* [Exercise directions]: Within the material below, find each line bearing the word "Cerebropr" and present it.
# start of Extracted information
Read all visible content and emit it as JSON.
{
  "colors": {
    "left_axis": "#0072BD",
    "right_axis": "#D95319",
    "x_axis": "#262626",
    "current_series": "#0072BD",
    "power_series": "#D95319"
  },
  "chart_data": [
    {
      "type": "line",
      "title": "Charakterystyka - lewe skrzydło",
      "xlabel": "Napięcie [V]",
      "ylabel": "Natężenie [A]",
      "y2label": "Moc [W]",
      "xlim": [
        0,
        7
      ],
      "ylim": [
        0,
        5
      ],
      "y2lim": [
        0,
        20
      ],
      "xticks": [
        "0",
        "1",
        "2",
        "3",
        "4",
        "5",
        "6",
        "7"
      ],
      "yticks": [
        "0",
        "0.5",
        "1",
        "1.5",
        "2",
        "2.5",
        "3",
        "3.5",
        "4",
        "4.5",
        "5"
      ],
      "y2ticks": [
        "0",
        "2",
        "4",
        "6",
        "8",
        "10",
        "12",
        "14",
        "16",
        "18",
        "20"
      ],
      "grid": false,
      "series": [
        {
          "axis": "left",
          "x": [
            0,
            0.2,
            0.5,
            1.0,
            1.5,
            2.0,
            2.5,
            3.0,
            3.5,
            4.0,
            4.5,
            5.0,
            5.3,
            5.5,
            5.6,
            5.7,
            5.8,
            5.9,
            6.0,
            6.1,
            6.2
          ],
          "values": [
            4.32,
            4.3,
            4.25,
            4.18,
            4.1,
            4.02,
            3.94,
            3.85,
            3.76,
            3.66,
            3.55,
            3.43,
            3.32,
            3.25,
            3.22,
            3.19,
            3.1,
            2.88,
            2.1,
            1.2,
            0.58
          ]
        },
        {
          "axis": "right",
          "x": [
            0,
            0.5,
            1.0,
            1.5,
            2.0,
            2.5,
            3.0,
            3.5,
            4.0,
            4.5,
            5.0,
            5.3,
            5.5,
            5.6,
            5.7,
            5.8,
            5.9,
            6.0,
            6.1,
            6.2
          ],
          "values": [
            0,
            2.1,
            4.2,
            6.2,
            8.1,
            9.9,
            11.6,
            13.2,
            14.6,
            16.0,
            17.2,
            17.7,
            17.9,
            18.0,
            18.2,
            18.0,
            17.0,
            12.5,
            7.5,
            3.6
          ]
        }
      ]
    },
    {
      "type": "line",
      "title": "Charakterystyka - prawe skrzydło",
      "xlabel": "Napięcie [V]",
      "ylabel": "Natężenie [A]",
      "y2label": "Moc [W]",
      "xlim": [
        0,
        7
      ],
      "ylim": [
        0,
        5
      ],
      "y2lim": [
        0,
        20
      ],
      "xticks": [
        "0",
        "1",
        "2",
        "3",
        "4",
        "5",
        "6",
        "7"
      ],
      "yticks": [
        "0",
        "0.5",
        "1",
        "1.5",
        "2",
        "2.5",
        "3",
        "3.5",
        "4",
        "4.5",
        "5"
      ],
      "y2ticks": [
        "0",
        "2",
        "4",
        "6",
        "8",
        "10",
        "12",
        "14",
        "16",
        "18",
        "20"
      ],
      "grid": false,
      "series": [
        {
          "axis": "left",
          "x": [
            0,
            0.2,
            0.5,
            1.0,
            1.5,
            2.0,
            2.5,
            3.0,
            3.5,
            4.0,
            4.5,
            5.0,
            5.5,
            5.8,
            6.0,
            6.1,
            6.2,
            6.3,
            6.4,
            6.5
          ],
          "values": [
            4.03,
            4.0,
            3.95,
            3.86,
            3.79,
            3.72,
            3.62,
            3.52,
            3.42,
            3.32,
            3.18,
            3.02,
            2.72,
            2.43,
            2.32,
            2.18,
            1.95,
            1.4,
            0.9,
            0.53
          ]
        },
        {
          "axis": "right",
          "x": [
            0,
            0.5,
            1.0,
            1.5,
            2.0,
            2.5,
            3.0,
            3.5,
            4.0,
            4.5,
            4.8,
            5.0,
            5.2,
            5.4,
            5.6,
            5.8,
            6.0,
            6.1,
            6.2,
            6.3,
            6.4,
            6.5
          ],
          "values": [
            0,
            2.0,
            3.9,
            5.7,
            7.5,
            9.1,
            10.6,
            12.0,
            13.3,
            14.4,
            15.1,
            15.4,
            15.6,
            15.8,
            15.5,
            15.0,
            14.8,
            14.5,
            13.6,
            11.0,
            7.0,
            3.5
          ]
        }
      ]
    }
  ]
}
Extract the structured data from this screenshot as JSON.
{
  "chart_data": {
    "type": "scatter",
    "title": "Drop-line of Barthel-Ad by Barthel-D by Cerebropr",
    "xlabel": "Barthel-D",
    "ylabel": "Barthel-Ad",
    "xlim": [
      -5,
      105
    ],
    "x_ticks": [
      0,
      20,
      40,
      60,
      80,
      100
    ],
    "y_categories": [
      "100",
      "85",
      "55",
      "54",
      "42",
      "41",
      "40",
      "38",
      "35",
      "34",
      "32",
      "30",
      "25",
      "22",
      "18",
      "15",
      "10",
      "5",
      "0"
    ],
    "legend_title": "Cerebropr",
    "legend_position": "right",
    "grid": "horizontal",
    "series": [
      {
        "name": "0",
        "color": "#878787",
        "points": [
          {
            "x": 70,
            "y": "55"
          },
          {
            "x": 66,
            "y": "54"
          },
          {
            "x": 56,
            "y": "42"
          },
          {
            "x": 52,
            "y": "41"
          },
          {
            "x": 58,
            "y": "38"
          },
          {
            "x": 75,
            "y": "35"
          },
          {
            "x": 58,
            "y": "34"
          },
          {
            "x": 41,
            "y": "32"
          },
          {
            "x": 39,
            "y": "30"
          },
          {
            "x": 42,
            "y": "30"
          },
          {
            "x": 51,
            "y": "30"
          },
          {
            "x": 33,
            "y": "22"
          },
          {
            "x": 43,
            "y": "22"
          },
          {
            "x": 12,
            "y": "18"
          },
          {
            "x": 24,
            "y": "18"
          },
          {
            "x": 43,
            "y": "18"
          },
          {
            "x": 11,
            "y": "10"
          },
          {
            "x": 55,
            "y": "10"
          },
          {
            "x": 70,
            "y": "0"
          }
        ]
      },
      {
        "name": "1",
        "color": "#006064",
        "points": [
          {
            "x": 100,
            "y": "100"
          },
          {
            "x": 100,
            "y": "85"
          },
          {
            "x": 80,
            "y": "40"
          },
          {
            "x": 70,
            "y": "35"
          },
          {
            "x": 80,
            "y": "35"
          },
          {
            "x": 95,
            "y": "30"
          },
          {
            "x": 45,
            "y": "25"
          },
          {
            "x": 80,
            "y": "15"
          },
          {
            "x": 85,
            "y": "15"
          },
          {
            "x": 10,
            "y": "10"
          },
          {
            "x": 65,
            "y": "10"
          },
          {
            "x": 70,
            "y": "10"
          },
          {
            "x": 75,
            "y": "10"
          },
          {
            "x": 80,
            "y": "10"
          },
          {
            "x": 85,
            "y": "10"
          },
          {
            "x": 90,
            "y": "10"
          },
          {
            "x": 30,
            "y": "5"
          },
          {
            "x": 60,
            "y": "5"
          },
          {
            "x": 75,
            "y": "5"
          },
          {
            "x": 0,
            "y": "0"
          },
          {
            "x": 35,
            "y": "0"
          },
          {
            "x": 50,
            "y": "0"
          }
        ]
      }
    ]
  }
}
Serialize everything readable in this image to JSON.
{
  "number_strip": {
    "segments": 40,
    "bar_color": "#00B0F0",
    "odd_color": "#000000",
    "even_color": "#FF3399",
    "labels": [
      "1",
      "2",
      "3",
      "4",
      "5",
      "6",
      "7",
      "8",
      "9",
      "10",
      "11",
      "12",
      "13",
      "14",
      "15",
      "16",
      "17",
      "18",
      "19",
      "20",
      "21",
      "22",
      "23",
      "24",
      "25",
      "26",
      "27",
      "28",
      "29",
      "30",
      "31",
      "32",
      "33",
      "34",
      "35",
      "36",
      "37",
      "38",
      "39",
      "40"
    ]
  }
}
# end of Extracted information
* [Response]:
    "title": "Drop-line of Barthel-Ad by Barthel-D by Cerebropr",
    "legend_title": "Cerebropr",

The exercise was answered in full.